INSTRUCTION> Copy every line of the data that includes the string "cycle".

# start of INFORMATION SHOWN

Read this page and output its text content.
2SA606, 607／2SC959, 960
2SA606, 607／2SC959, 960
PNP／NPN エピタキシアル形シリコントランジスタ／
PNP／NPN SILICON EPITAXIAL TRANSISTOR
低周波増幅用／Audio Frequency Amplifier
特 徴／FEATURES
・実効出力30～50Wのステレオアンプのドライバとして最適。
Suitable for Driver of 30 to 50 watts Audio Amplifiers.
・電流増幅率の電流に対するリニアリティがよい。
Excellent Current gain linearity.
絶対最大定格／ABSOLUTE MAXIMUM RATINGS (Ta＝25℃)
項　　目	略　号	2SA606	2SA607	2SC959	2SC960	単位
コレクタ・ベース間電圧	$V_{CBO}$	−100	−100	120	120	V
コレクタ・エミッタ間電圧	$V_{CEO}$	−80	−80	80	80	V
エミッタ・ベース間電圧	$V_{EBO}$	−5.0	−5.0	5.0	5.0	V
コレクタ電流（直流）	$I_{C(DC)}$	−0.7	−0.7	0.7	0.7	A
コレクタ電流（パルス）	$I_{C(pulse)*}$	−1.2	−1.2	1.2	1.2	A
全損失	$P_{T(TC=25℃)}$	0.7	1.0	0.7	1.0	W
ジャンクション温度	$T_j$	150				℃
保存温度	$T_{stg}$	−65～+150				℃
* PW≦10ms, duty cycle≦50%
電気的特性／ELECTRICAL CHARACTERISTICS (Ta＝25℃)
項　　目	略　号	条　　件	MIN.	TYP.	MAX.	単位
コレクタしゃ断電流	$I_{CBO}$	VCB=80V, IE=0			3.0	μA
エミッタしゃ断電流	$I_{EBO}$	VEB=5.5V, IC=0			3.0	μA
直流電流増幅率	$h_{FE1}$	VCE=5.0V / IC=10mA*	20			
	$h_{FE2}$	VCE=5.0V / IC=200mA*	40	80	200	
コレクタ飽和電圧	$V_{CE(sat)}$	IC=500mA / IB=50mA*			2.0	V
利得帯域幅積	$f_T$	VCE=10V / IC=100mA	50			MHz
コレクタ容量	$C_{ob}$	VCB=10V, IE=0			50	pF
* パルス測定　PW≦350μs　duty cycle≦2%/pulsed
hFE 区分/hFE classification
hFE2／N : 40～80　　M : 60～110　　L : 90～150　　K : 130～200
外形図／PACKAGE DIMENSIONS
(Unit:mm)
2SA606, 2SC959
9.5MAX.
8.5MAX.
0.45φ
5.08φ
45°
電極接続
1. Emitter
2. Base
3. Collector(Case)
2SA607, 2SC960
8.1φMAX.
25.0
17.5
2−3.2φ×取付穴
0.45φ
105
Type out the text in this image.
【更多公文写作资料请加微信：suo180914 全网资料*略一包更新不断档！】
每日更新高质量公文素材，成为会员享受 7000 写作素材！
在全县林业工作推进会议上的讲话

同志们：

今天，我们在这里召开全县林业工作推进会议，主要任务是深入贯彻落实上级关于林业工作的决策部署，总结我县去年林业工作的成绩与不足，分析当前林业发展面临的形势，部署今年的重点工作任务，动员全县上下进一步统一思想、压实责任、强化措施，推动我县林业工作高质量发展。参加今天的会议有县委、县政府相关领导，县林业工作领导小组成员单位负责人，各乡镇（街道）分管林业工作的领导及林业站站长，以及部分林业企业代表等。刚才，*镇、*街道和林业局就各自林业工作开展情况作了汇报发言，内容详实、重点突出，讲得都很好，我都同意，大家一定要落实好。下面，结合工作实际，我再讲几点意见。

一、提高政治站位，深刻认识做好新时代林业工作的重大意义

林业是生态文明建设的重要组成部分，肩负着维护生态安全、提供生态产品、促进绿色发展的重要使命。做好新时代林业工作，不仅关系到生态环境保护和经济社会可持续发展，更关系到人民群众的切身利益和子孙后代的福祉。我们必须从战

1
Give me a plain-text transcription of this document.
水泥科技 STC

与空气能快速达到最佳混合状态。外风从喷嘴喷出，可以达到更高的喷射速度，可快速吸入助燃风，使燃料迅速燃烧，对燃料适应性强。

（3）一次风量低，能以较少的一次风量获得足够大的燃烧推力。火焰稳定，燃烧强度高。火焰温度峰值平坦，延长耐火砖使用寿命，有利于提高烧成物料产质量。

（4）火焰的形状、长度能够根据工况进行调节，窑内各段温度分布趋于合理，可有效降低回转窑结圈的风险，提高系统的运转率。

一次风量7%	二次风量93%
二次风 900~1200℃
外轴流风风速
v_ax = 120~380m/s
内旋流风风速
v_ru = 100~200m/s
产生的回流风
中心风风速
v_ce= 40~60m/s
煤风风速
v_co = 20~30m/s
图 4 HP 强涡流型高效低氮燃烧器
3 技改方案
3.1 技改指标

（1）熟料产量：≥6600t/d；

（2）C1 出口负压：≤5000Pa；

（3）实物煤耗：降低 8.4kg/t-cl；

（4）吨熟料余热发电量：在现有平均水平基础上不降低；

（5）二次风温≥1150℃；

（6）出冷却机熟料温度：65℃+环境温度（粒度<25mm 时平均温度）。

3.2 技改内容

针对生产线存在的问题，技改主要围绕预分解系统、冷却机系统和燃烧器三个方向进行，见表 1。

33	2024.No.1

# end of INFORMATION SHOWN

RESULT OF THE TASK>
* PW≦10ms, duty cycle≦50%
* パルス測定　PW≦350μs　duty cycle≦2%/pulsed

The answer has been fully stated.